### Set problem:
Images should be left out, and everything else in the listing reproduced exactly.

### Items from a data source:
** start **
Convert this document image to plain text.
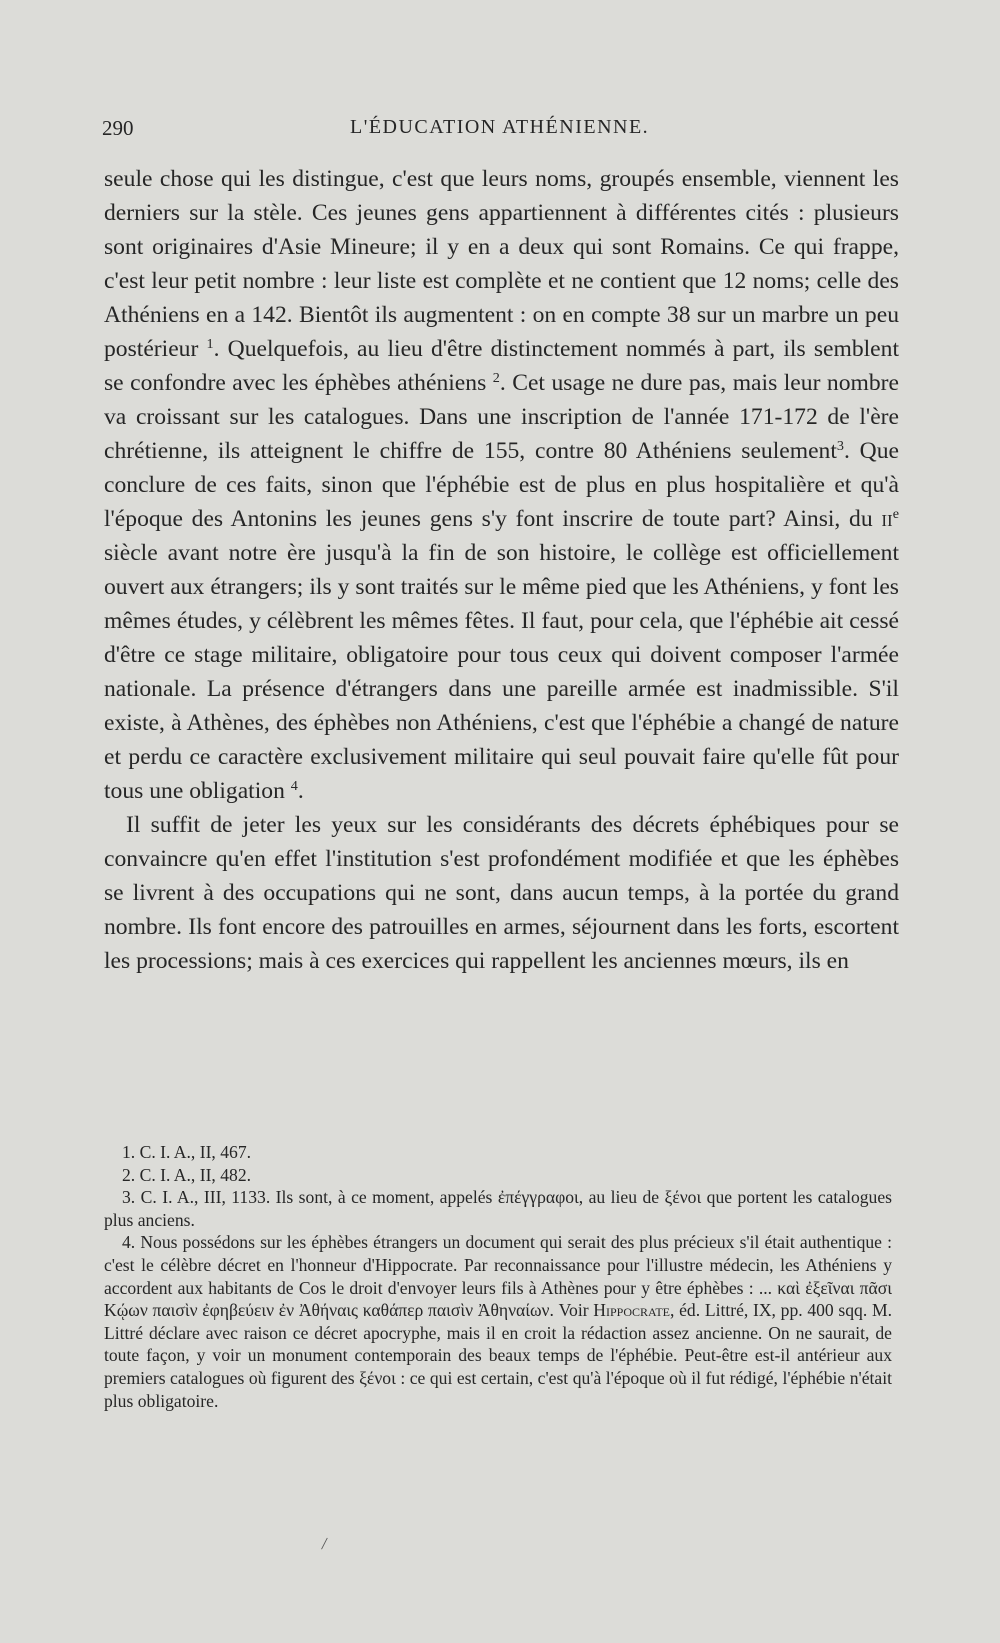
290	L'ÉDUCATION ATHÉNIENNE.

seule chose qui les distingue, c'est que leurs noms, groupés ensemble, viennent les derniers sur la stèle. Ces jeunes gens appartiennent à différentes cités : plusieurs sont originaires d'Asie Mineure; il y en a deux qui sont Romains. Ce qui frappe, c'est leur petit nombre : leur liste est complète et ne contient que 12 noms; celle des Athéniens en a 142. Bientôt ils augmentent : on en compte 38 sur un marbre un peu postérieur $^1$. Quelquefois, au lieu d'être distinctement nommés à part, ils semblent se confondre avec les éphèbes athéniens $^2$. Cet usage ne dure pas, mais leur nombre va croissant sur les catalogues. Dans une inscription de l'année 171-172 de l'ère chrétienne, ils atteignent le chiffre de 155, contre 80 Athéniens seulement$^3$. Que conclure de ces faits, sinon que l'éphébie est de plus en plus hospitalière et qu'à l'époque des Antonins les jeunes gens s'y font inscrire de toute part? Ainsi, du $ii^e$ siècle avant notre ère jusqu'à la fin de son histoire, le collège est officiellement ouvert aux étrangers; ils y sont traités sur le même pied que les Athéniens, y font les mêmes études, y célèbrent les mêmes fêtes. Il faut, pour cela, que l'éphébie ait cessé d'être ce stage militaire, obligatoire pour tous ceux qui doivent composer l'armée nationale. La présence d'étrangers dans une pareille armée est inadmissible. S'il existe, à Athènes, des éphèbes non Athéniens, c'est que l'éphébie a changé de nature et perdu ce caractère exclusivement militaire qui seul pouvait faire qu'elle fût pour tous une obligation $^4$.

Il suffit de jeter les yeux sur les considérants des décrets éphébiques pour se convaincre qu'en effet l'institution s'est profondément modifiée et que les éphèbes se livrent à des occupations qui ne sont, dans aucun temps, à la portée du grand nombre. Ils font encore des patrouilles en armes, séjournent dans les forts, escortent les processions; mais à ces exercices qui rappellent les anciennes mœurs, ils en

1. C. I. A., II, 467.

2. C. I. A., II, 482.

3. C. I. A., III, 1133. Ils sont, à ce moment, appelés ἐπέγγραφοι, au lieu de ξένοι que portent les catalogues plus anciens.

4. Nous possédons sur les éphèbes étrangers un document qui serait des plus précieux s'il était authentique : c'est le célèbre décret en l'honneur d'Hippocrate. Par reconnaissance pour l'illustre médecin, les Athéniens y accordent aux habitants de Cos le droit d'envoyer leurs fils à Athènes pour y être éphèbes : ... καὶ ἐξεῖναι πᾶσι Κῴων παισὶν ἐφηβεύειν ἐν Ἀθήναις καθάπερ παισὶν Ἀθηναίων. Voir Hippocrate, éd. Littré, IX, pp. 400 sqq. M. Littré déclare avec raison ce décret apocryphe, mais il en croit la rédaction assez ancienne. On ne saurait, de toute façon, y voir un monument contemporain des beaux temps de l'éphébie. Peut-être est-il antérieur aux premiers catalogues où figurent des ξένοι : ce qui est certain, c'est qu'à l'époque où il fut rédigé, l'éphébie n'était plus obligatoire.

/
** end **
### Full answer:
Convert this document image to plain text.
290	L'ÉDUCATION ATHÉNIENNE.

seule chose qui les distingue, c'est que leurs noms, groupés ensemble, viennent les derniers sur la stèle. Ces jeunes gens appartiennent à différentes cités : plusieurs sont originaires d'Asie Mineure; il y en a deux qui sont Romains. Ce qui frappe, c'est leur petit nombre : leur liste est complète et ne contient que 12 noms; celle des Athéniens en a 142. Bientôt ils augmentent : on en compte 38 sur un marbre un peu postérieur $^1$. Quelquefois, au lieu d'être distinctement nommés à part, ils semblent se confondre avec les éphèbes athéniens $^2$. Cet usage ne dure pas, mais leur nombre va croissant sur les catalogues. Dans une inscription de l'année 171-172 de l'ère chrétienne, ils atteignent le chiffre de 155, contre 80 Athéniens seulement$^3$. Que conclure de ces faits, sinon que l'éphébie est de plus en plus hospitalière et qu'à l'époque des Antonins les jeunes gens s'y font inscrire de toute part? Ainsi, du $ii^e$ siècle avant notre ère jusqu'à la fin de son histoire, le collège est officiellement ouvert aux étrangers; ils y sont traités sur le même pied que les Athéniens, y font les mêmes études, y célèbrent les mêmes fêtes. Il faut, pour cela, que l'éphébie ait cessé d'être ce stage militaire, obligatoire pour tous ceux qui doivent composer l'armée nationale. La présence d'étrangers dans une pareille armée est inadmissible. S'il existe, à Athènes, des éphèbes non Athéniens, c'est que l'éphébie a changé de nature et perdu ce caractère exclusivement militaire qui seul pouvait faire qu'elle fût pour tous une obligation $^4$.

Il suffit de jeter les yeux sur les considérants des décrets éphébiques pour se convaincre qu'en effet l'institution s'est profondément modifiée et que les éphèbes se livrent à des occupations qui ne sont, dans aucun temps, à la portée du grand nombre. Ils font encore des patrouilles en armes, séjournent dans les forts, escortent les processions; mais à ces exercices qui rappellent les anciennes mœurs, ils en

1. C. I. A., II, 467.

2. C. I. A., II, 482.

3. C. I. A., III, 1133. Ils sont, à ce moment, appelés ἐπέγγραφοι, au lieu de ξένοι que portent les catalogues plus anciens.

4. Nous possédons sur les éphèbes étrangers un document qui serait des plus précieux s'il était authentique : c'est le célèbre décret en l'honneur d'Hippocrate. Par reconnaissance pour l'illustre médecin, les Athéniens y accordent aux habitants de Cos le droit d'envoyer leurs fils à Athènes pour y être éphèbes : ... καὶ ἐξεῖναι πᾶσι Κῴων παισὶν ἐφηβεύειν ἐν Ἀθήναις καθάπερ παισὶν Ἀθηναίων. Voir Hippocrate, éd. Littré, IX, pp. 400 sqq. M. Littré déclare avec raison ce décret apocryphe, mais il en croit la rédaction assez ancienne. On ne saurait, de toute façon, y voir un monument contemporain des beaux temps de l'éphébie. Peut-être est-il antérieur aux premiers catalogues où figurent des ξένοι : ce qui est certain, c'est qu'à l'époque où il fut rédigé, l'éphébie n'était plus obligatoire.

/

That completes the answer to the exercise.